[SUPPLIED MATERIAL Boundary: Start]
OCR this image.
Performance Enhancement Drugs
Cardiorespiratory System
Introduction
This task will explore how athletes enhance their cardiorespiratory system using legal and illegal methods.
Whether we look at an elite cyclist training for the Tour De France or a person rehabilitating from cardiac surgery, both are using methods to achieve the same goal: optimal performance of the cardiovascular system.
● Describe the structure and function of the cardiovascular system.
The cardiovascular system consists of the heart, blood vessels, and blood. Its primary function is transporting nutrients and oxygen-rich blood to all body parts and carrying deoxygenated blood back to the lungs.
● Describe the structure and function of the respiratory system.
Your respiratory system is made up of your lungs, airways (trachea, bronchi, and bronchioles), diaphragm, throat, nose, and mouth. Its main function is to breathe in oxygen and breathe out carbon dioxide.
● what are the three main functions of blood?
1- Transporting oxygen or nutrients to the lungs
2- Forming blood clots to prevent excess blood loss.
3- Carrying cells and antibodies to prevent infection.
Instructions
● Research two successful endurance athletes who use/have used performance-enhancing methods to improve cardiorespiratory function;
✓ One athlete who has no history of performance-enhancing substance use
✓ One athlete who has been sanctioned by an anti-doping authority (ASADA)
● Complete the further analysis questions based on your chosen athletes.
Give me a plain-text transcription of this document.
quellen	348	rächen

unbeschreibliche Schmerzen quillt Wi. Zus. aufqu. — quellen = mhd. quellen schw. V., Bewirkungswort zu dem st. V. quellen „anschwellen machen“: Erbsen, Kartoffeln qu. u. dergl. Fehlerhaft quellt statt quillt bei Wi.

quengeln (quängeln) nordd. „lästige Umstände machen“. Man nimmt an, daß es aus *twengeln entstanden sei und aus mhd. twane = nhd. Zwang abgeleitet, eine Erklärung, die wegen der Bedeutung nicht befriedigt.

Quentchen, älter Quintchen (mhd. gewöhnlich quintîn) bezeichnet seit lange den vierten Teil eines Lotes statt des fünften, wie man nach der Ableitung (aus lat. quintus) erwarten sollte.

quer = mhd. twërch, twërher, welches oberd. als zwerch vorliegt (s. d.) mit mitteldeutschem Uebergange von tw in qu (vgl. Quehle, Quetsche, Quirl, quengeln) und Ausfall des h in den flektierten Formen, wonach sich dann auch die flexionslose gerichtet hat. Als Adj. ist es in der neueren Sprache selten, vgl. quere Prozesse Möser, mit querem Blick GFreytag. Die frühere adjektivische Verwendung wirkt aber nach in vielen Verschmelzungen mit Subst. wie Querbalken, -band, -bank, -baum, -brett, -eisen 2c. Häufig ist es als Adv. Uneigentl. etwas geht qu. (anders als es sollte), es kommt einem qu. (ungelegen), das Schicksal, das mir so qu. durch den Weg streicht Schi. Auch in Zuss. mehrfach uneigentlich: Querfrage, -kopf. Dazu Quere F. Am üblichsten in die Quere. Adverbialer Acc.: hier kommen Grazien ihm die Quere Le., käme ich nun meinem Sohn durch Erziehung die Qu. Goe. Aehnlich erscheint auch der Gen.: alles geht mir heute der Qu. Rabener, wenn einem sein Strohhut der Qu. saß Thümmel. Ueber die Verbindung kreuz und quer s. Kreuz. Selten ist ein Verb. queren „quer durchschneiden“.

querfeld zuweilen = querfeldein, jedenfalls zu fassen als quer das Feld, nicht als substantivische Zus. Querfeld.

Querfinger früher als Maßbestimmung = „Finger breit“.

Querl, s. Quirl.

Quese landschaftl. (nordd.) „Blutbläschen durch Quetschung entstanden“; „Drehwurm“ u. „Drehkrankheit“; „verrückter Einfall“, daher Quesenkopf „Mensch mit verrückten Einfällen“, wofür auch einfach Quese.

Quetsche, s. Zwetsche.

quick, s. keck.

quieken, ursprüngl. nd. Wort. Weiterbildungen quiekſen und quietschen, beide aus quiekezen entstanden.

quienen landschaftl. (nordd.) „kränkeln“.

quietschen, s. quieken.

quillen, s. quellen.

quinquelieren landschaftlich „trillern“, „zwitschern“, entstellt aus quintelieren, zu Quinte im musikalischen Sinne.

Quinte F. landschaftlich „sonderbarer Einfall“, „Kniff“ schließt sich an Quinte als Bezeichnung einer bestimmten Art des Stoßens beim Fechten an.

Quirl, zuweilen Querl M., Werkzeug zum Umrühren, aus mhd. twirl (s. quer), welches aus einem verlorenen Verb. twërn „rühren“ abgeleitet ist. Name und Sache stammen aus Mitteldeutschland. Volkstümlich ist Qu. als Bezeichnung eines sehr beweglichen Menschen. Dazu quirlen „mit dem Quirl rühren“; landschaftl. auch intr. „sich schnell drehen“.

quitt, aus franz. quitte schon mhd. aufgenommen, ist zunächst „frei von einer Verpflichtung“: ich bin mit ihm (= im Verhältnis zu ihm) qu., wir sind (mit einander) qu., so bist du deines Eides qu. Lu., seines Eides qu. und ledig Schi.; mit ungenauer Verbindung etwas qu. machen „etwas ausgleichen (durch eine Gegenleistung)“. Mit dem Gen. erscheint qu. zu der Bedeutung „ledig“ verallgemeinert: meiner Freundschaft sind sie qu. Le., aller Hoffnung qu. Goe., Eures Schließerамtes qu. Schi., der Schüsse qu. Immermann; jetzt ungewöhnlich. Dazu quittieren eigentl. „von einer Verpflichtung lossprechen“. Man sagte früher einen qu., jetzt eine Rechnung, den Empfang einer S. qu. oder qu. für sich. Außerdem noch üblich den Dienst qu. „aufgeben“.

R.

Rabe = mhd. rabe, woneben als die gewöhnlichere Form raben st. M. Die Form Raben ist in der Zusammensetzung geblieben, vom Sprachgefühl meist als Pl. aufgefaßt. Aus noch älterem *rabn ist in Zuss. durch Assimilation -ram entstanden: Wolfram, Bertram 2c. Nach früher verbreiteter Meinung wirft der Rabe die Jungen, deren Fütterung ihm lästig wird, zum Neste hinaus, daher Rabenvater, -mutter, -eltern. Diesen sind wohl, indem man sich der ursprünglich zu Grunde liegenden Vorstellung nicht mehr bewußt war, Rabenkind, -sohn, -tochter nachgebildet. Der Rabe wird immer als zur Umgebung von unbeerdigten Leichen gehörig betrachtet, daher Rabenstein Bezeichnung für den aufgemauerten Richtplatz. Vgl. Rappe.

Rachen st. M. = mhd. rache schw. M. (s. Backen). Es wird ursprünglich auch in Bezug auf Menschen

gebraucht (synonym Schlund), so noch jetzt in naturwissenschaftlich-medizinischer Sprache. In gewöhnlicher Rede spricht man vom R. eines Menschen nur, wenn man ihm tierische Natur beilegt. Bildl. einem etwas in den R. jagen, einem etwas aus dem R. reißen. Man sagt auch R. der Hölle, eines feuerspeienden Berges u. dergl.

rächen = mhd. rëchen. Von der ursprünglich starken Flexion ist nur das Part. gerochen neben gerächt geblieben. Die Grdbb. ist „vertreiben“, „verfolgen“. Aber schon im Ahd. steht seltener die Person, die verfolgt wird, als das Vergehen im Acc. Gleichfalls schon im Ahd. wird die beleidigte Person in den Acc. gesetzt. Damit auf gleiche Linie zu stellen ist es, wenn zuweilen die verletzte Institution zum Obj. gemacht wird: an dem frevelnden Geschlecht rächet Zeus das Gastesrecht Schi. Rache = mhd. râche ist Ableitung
[SUPPLIED MATERIAL Boundary: End]
→ WORK INSTRUCTIONS: Each record is to be retyped exactly as written.

→ REPLY TO THE EXERCISE:
OCR this image.
Performance Enhancement Drugs
Cardiorespiratory System
Introduction
This task will explore how athletes enhance their cardiorespiratory system using legal and illegal methods.
Whether we look at an elite cyclist training for the Tour De France or a person rehabilitating from cardiac surgery, both are using methods to achieve the same goal: optimal performance of the cardiovascular system.
● Describe the structure and function of the cardiovascular system.
The cardiovascular system consists of the heart, blood vessels, and blood. Its primary function is transporting nutrients and oxygen-rich blood to all body parts and carrying deoxygenated blood back to the lungs.
● Describe the structure and function of the respiratory system.
Your respiratory system is made up of your lungs, airways (trachea, bronchi, and bronchioles), diaphragm, throat, nose, and mouth. Its main function is to breathe in oxygen and breathe out carbon dioxide.
● what are the three main functions of blood?
1- Transporting oxygen or nutrients to the lungs
2- Forming blood clots to prevent excess blood loss.
3- Carrying cells and antibodies to prevent infection.
Instructions
● Research two successful endurance athletes who use/have used performance-enhancing methods to improve cardiorespiratory function;
✓ One athlete who has no history of performance-enhancing substance use
✓ One athlete who has been sanctioned by an anti-doping authority (ASADA)
● Complete the further analysis questions based on your chosen athletes.
Give me a plain-text transcription of this document.
quellen	348	rächen

unbeschreibliche Schmerzen quillt Wi. Zus. aufqu. — quellen = mhd. quellen schw. V., Bewirkungswort zu dem st. V. quellen „anschwellen machen“: Erbsen, Kartoffeln qu. u. dergl. Fehlerhaft quellt statt quillt bei Wi.

quengeln (quängeln) nordd. „lästige Umstände machen“. Man nimmt an, daß es aus *twengeln entstanden sei und aus mhd. twane = nhd. Zwang abgeleitet, eine Erklärung, die wegen der Bedeutung nicht befriedigt.

Quentchen, älter Quintchen (mhd. gewöhnlich quintîn) bezeichnet seit lange den vierten Teil eines Lotes statt des fünften, wie man nach der Ableitung (aus lat. quintus) erwarten sollte.

quer = mhd. twërch, twërher, welches oberd. als zwerch vorliegt (s. d.) mit mitteldeutschem Uebergange von tw in qu (vgl. Quehle, Quetsche, Quirl, quengeln) und Ausfall des h in den flektierten Formen, wonach sich dann auch die flexionslose gerichtet hat. Als Adj. ist es in der neueren Sprache selten, vgl. quere Prozesse Möser, mit querem Blick GFreytag. Die frühere adjektivische Verwendung wirkt aber nach in vielen Verschmelzungen mit Subst. wie Querbalken, -band, -bank, -baum, -brett, -eisen 2c. Häufig ist es als Adv. Uneigentl. etwas geht qu. (anders als es sollte), es kommt einem qu. (ungelegen), das Schicksal, das mir so qu. durch den Weg streicht Schi. Auch in Zuss. mehrfach uneigentlich: Querfrage, -kopf. Dazu Quere F. Am üblichsten in die Quere. Adverbialer Acc.: hier kommen Grazien ihm die Quere Le., käme ich nun meinem Sohn durch Erziehung die Qu. Goe. Aehnlich erscheint auch der Gen.: alles geht mir heute der Qu. Rabener, wenn einem sein Strohhut der Qu. saß Thümmel. Ueber die Verbindung kreuz und quer s. Kreuz. Selten ist ein Verb. queren „quer durchschneiden“.

querfeld zuweilen = querfeldein, jedenfalls zu fassen als quer das Feld, nicht als substantivische Zus. Querfeld.

Querfinger früher als Maßbestimmung = „Finger breit“.

Querl, s. Quirl.

Quese landschaftl. (nordd.) „Blutbläschen durch Quetschung entstanden“; „Drehwurm“ u. „Drehkrankheit“; „verrückter Einfall“, daher Quesenkopf „Mensch mit verrückten Einfällen“, wofür auch einfach Quese.

Quetsche, s. Zwetsche.

quick, s. keck.

quieken, ursprüngl. nd. Wort. Weiterbildungen quiekſen und quietschen, beide aus quiekezen entstanden.

quienen landschaftl. (nordd.) „kränkeln“.

quietschen, s. quieken.

quillen, s. quellen.

quinquelieren landschaftlich „trillern“, „zwitschern“, entstellt aus quintelieren, zu Quinte im musikalischen Sinne.

Quinte F. landschaftlich „sonderbarer Einfall“, „Kniff“ schließt sich an Quinte als Bezeichnung einer bestimmten Art des Stoßens beim Fechten an.

Quirl, zuweilen Querl M., Werkzeug zum Umrühren, aus mhd. twirl (s. quer), welches aus einem verlorenen Verb. twërn „rühren“ abgeleitet ist. Name und Sache stammen aus Mitteldeutschland. Volkstümlich ist Qu. als Bezeichnung eines sehr beweglichen Menschen. Dazu quirlen „mit dem Quirl rühren“; landschaftl. auch intr. „sich schnell drehen“.

quitt, aus franz. quitte schon mhd. aufgenommen, ist zunächst „frei von einer Verpflichtung“: ich bin mit ihm (= im Verhältnis zu ihm) qu., wir sind (mit einander) qu., so bist du deines Eides qu. Lu., seines Eides qu. und ledig Schi.; mit ungenauer Verbindung etwas qu. machen „etwas ausgleichen (durch eine Gegenleistung)“. Mit dem Gen. erscheint qu. zu der Bedeutung „ledig“ verallgemeinert: meiner Freundschaft sind sie qu. Le., aller Hoffnung qu. Goe., Eures Schließerамtes qu. Schi., der Schüsse qu. Immermann; jetzt ungewöhnlich. Dazu quittieren eigentl. „von einer Verpflichtung lossprechen“. Man sagte früher einen qu., jetzt eine Rechnung, den Empfang einer S. qu. oder qu. für sich. Außerdem noch üblich den Dienst qu. „aufgeben“.

R.

Rabe = mhd. rabe, woneben als die gewöhnlichere Form raben st. M. Die Form Raben ist in der Zusammensetzung geblieben, vom Sprachgefühl meist als Pl. aufgefaßt. Aus noch älterem *rabn ist in Zuss. durch Assimilation -ram entstanden: Wolfram, Bertram 2c. Nach früher verbreiteter Meinung wirft der Rabe die Jungen, deren Fütterung ihm lästig wird, zum Neste hinaus, daher Rabenvater, -mutter, -eltern. Diesen sind wohl, indem man sich der ursprünglich zu Grunde liegenden Vorstellung nicht mehr bewußt war, Rabenkind, -sohn, -tochter nachgebildet. Der Rabe wird immer als zur Umgebung von unbeerdigten Leichen gehörig betrachtet, daher Rabenstein Bezeichnung für den aufgemauerten Richtplatz. Vgl. Rappe.

Rachen st. M. = mhd. rache schw. M. (s. Backen). Es wird ursprünglich auch in Bezug auf Menschen

gebraucht (synonym Schlund), so noch jetzt in naturwissenschaftlich-medizinischer Sprache. In gewöhnlicher Rede spricht man vom R. eines Menschen nur, wenn man ihm tierische Natur beilegt. Bildl. einem etwas in den R. jagen, einem etwas aus dem R. reißen. Man sagt auch R. der Hölle, eines feuerspeienden Berges u. dergl.

rächen = mhd. rëchen. Von der ursprünglich starken Flexion ist nur das Part. gerochen neben gerächt geblieben. Die Grdbb. ist „vertreiben“, „verfolgen“. Aber schon im Ahd. steht seltener die Person, die verfolgt wird, als das Vergehen im Acc. Gleichfalls schon im Ahd. wird die beleidigte Person in den Acc. gesetzt. Damit auf gleiche Linie zu stellen ist es, wenn zuweilen die verletzte Institution zum Obj. gemacht wird: an dem frevelnden Geschlecht rächet Zeus das Gastesrecht Schi. Rache = mhd. râche ist Ableitung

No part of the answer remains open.